Scan the material below for lines with the word "name" and report how many there are, with nothing added.

(Records from a collection of figures)
== == ==
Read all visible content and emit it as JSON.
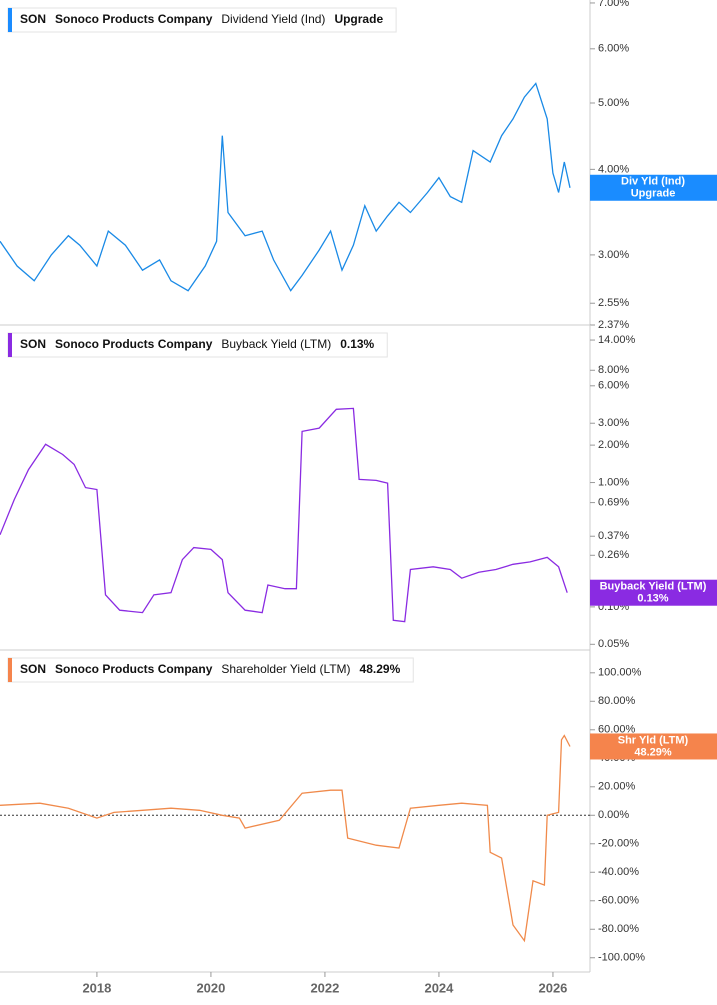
{
  "chart_data": [
    {
      "type": "line",
      "ticker": "SON",
      "company": "Sonoco Products Company",
      "title": "Dividend Yield (Ind)",
      "header_value": "Upgrade",
      "log_scale": true,
      "xlim": [
        2016.3,
        2026.65
      ],
      "ylim": [
        2.37,
        7.07
      ],
      "yticks": [
        {
          "value": 7,
          "label": "7.00%"
        },
        {
          "value": 6,
          "label": "6.00%"
        },
        {
          "value": 5,
          "label": "5.00%"
        },
        {
          "value": 4,
          "label": "4.00%"
        },
        {
          "value": 3,
          "label": "3.00%"
        },
        {
          "value": 2.55,
          "label": "2.55%"
        },
        {
          "value": 2.37,
          "label": "2.37%"
        }
      ],
      "x": [
        2016.3,
        2016.6,
        2016.9,
        2017.2,
        2017.5,
        2017.7,
        2018.0,
        2018.2,
        2018.5,
        2018.8,
        2019.1,
        2019.3,
        2019.6,
        2019.9,
        2020.1,
        2020.2,
        2020.3,
        2020.6,
        2020.9,
        2021.1,
        2021.4,
        2021.6,
        2021.9,
        2022.1,
        2022.3,
        2022.5,
        2022.7,
        2022.9,
        2023.1,
        2023.3,
        2023.5,
        2023.8,
        2024.0,
        2024.2,
        2024.4,
        2024.6,
        2024.9,
        2025.1,
        2025.3,
        2025.5,
        2025.7,
        2025.9,
        2026.0,
        2026.1,
        2026.2,
        2026.3
      ],
      "series": [
        {
          "name": "Div Yld (Ind)",
          "color": "#1a8ae6",
          "badge_color": "#1a8cff",
          "values": [
            3.14,
            2.89,
            2.75,
            3.0,
            3.2,
            3.1,
            2.89,
            3.25,
            3.1,
            2.85,
            2.95,
            2.75,
            2.66,
            2.89,
            3.14,
            4.48,
            3.46,
            3.2,
            3.25,
            2.95,
            2.66,
            2.8,
            3.05,
            3.25,
            2.85,
            3.1,
            3.54,
            3.25,
            3.42,
            3.58,
            3.46,
            3.7,
            3.89,
            3.65,
            3.58,
            4.26,
            4.1,
            4.48,
            4.74,
            5.1,
            5.34,
            4.74,
            3.95,
            3.7,
            4.1,
            3.76
          ]
        }
      ]
    },
    {
      "type": "line",
      "ticker": "SON",
      "company": "Sonoco Products Company",
      "title": "Buyback Yield (LTM)",
      "header_value": "0.13%",
      "log_scale": true,
      "xlim": [
        2016.3,
        2026.65
      ],
      "ylim": [
        0.045,
        18.5
      ],
      "yticks": [
        {
          "value": 14,
          "label": "14.00%"
        },
        {
          "value": 8,
          "label": "8.00%"
        },
        {
          "value": 6,
          "label": "6.00%"
        },
        {
          "value": 3,
          "label": "3.00%"
        },
        {
          "value": 2,
          "label": "2.00%"
        },
        {
          "value": 1,
          "label": "1.00%"
        },
        {
          "value": 0.69,
          "label": "0.69%"
        },
        {
          "value": 0.37,
          "label": "0.37%"
        },
        {
          "value": 0.26,
          "label": "0.26%"
        },
        {
          "value": 0.1,
          "label": "0.10%"
        },
        {
          "value": 0.05,
          "label": "0.05%"
        }
      ],
      "x": [
        2016.3,
        2016.55,
        2016.8,
        2017.1,
        2017.4,
        2017.6,
        2017.8,
        2018.0,
        2018.15,
        2018.4,
        2018.8,
        2019.0,
        2019.3,
        2019.5,
        2019.7,
        2020.0,
        2020.2,
        2020.3,
        2020.6,
        2020.9,
        2021.0,
        2021.3,
        2021.5,
        2021.6,
        2021.9,
        2022.2,
        2022.5,
        2022.6,
        2022.9,
        2023.1,
        2023.2,
        2023.4,
        2023.5,
        2023.9,
        2024.2,
        2024.4,
        2024.7,
        2025.0,
        2025.3,
        2025.6,
        2025.9,
        2026.1,
        2026.25
      ],
      "series": [
        {
          "name": "Buyback Yield (LTM)",
          "color": "#8a2be2",
          "badge_color": "#8a2be2",
          "values": [
            0.38,
            0.73,
            1.27,
            2.03,
            1.68,
            1.4,
            0.91,
            0.88,
            0.125,
            0.094,
            0.09,
            0.125,
            0.13,
            0.24,
            0.3,
            0.29,
            0.24,
            0.13,
            0.094,
            0.09,
            0.15,
            0.14,
            0.14,
            2.58,
            2.74,
            3.88,
            3.95,
            1.06,
            1.04,
            0.99,
            0.078,
            0.076,
            0.2,
            0.21,
            0.2,
            0.17,
            0.19,
            0.2,
            0.22,
            0.23,
            0.25,
            0.21,
            0.13
          ]
        }
      ]
    },
    {
      "type": "line",
      "ticker": "SON",
      "company": "Sonoco Products Company",
      "title": "Shareholder Yield (LTM)",
      "header_value": "48.29%",
      "log_scale": false,
      "zero_line": true,
      "xlim": [
        2016.3,
        2026.65
      ],
      "ylim": [
        -110,
        116
      ],
      "yticks": [
        {
          "value": 100,
          "label": "100.00%"
        },
        {
          "value": 80,
          "label": "80.00%"
        },
        {
          "value": 60,
          "label": "60.00%"
        },
        {
          "value": 40,
          "label": "40.00%"
        },
        {
          "value": 20,
          "label": "20.00%"
        },
        {
          "value": 0,
          "label": "0.00%"
        },
        {
          "value": -20,
          "label": "-20.00%"
        },
        {
          "value": -40,
          "label": "-40.00%"
        },
        {
          "value": -60,
          "label": "-60.00%"
        },
        {
          "value": -80,
          "label": "-80.00%"
        },
        {
          "value": -100,
          "label": "-100.00%"
        }
      ],
      "xticks": [
        2018,
        2020,
        2022,
        2024,
        2026
      ],
      "x": [
        2016.3,
        2017.0,
        2017.5,
        2018.0,
        2018.3,
        2018.8,
        2019.3,
        2019.8,
        2020.2,
        2020.5,
        2020.6,
        2021.2,
        2021.6,
        2022.1,
        2022.3,
        2022.4,
        2022.9,
        2023.3,
        2023.5,
        2024.0,
        2024.4,
        2024.85,
        2024.9,
        2025.1,
        2025.3,
        2025.5,
        2025.65,
        2025.85,
        2025.9,
        2026.1,
        2026.15,
        2026.2,
        2026.3
      ],
      "series": [
        {
          "name": "Shr Yld (LTM)",
          "color": "#f08a4b",
          "badge_color": "#f5844c",
          "values": [
            7,
            8.5,
            5,
            -2,
            2,
            3.5,
            5,
            3.5,
            0,
            -2,
            -9,
            -3.5,
            15.5,
            17.6,
            17.6,
            -16,
            -21,
            -23,
            5,
            7,
            8.5,
            7,
            -26,
            -30,
            -77,
            -88,
            -46,
            -49,
            0,
            2,
            53,
            56,
            48.29
          ]
        }
      ]
    }
  ]
}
== == ==
- [Task result] 3